Collected data
☆ ☆ ☆ ☆ ☆ ☆ ☆
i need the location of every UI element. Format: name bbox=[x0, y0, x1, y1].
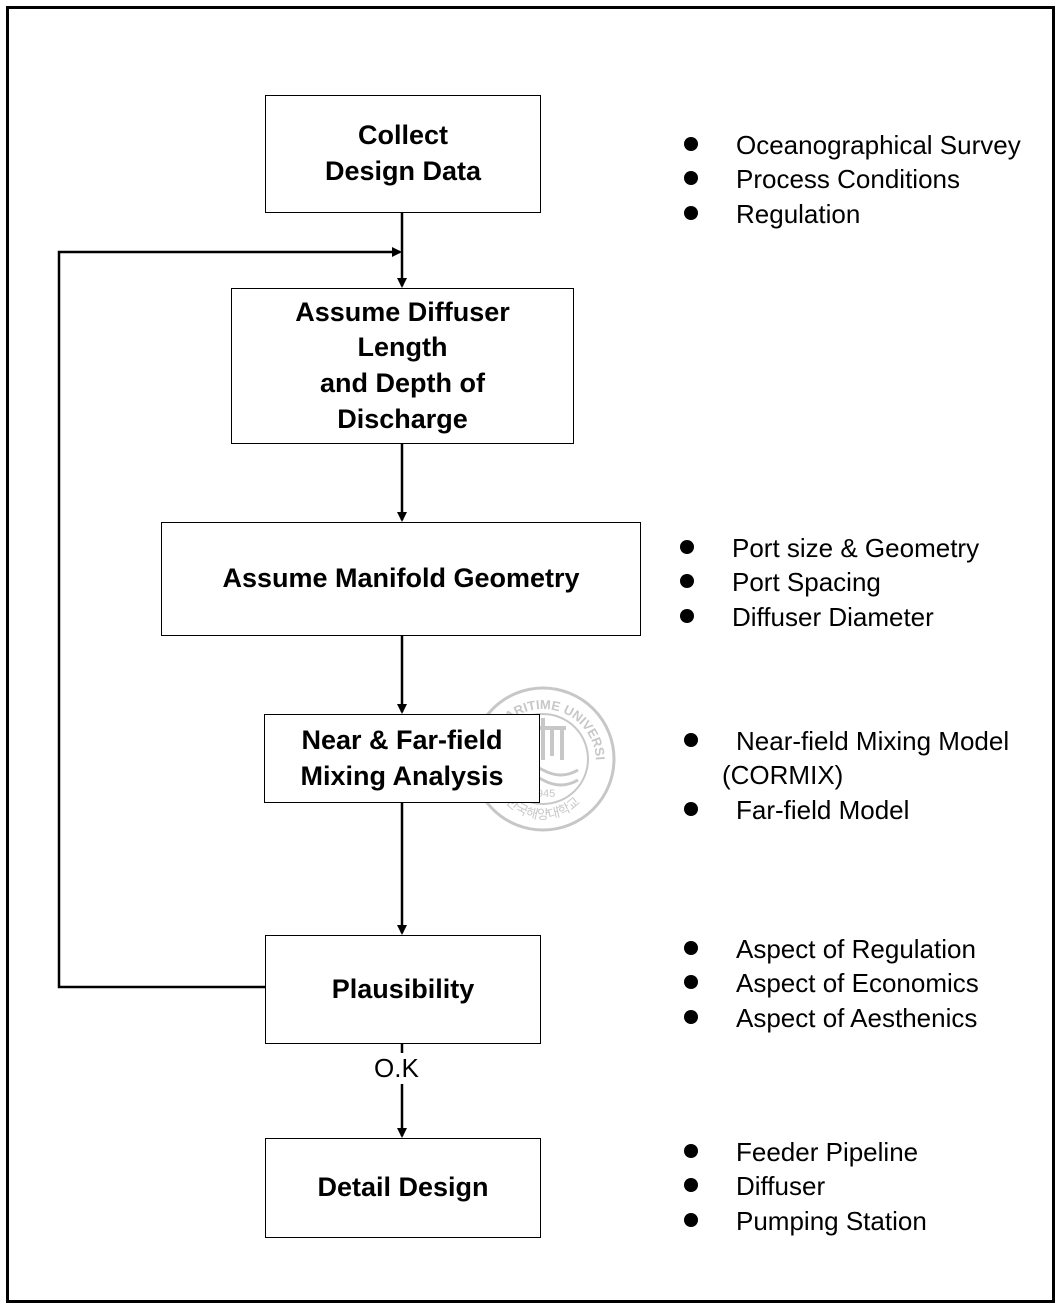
diagram-frame bbox=[6, 6, 1055, 1303]
note-item: Aspect of Aesthenics bbox=[684, 1001, 979, 1035]
step-assume-length-label: Assume Diffuser Length and Depth of Disc… bbox=[295, 296, 510, 434]
step-assume-manifold-geometry: Assume Manifold Geometry bbox=[161, 522, 641, 636]
ok-edge-label: O.K bbox=[372, 1053, 421, 1084]
feedback-loop-arrow bbox=[57, 247, 402, 989]
note-item: Feeder Pipeline bbox=[684, 1135, 927, 1169]
note-item: Diffuser bbox=[684, 1169, 927, 1203]
note-item: Oceanographical Survey bbox=[684, 128, 1021, 162]
note-item: Diffuser Diameter bbox=[680, 600, 979, 634]
note-item: Aspect of Economics bbox=[684, 966, 979, 1000]
note-item-continuation: (CORMIX) bbox=[722, 760, 844, 791]
notes-detail: Feeder Pipeline Diffuser Pumping Station bbox=[684, 1135, 927, 1238]
note-item: Process Conditions bbox=[684, 162, 1021, 196]
step-collect-design-data: Collect Design Data bbox=[265, 95, 541, 213]
note-item: Aspect of Regulation bbox=[684, 932, 979, 966]
notes-mixing: Near-field Mixing Model (CORMIX) Far-fie… bbox=[684, 724, 1009, 827]
note-item: Regulation bbox=[684, 197, 1021, 231]
step-plausibility: Plausibility bbox=[265, 935, 541, 1044]
note-item: Port Spacing bbox=[680, 565, 979, 599]
step-plausibility-label: Plausibility bbox=[331, 973, 475, 1004]
note-item: Port size & Geometry bbox=[680, 531, 979, 565]
note-item: Far-field Model bbox=[684, 793, 1009, 827]
step-manifold-label: Assume Manifold Geometry bbox=[222, 563, 580, 594]
step-mixing-label: Near & Far-field Mixing Analysis bbox=[300, 724, 504, 791]
step-detail-label: Detail Design bbox=[317, 1172, 489, 1203]
step-detail-design: Detail Design bbox=[265, 1138, 541, 1238]
notes-collect: Oceanographical Survey Process Condition… bbox=[684, 128, 1021, 231]
note-item: Near-field Mixing Model bbox=[684, 724, 1009, 758]
step-assume-diffuser-length: Assume Diffuser Length and Depth of Disc… bbox=[231, 288, 574, 444]
step-collect-label: Collect Design Data bbox=[324, 120, 482, 186]
note-item: Pumping Station bbox=[684, 1204, 927, 1238]
notes-manifold: Port size & Geometry Port Spacing Diffus… bbox=[680, 531, 979, 634]
step-near-far-field-mixing-analysis: Near & Far-field Mixing Analysis bbox=[264, 714, 540, 803]
notes-plausibility: Aspect of Regulation Aspect of Economics… bbox=[684, 932, 979, 1035]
☆ ☆ ☆ ☆ ☆ ☆ ☆
Starting at the line that has "diagram-frame bbox=[6, 6, 1055, 1303]" and ending after the line that has "note-item: Diffuser Diameter", rewrite those entries with "Feeder Pipeline" changed to "Supply Pipeline". Keep everything else the same.

**RESPONSE TO THE TASK:**
diagram-frame bbox=[6, 6, 1055, 1303]
note-item: Aspect of Aesthenics bbox=[684, 1001, 979, 1035]
step-assume-length-label: Assume Diffuser Length and Depth of Disc… bbox=[295, 296, 510, 434]
step-assume-manifold-geometry: Assume Manifold Geometry bbox=[161, 522, 641, 636]
ok-edge-label: O.K bbox=[372, 1053, 421, 1084]
feedback-loop-arrow bbox=[57, 247, 402, 989]
note-item: Supply Pipeline bbox=[684, 1135, 927, 1169]
note-item: Diffuser bbox=[684, 1169, 927, 1203]
note-item: Oceanographical Survey bbox=[684, 128, 1021, 162]
note-item: Diffuser Diameter bbox=[680, 600, 979, 634]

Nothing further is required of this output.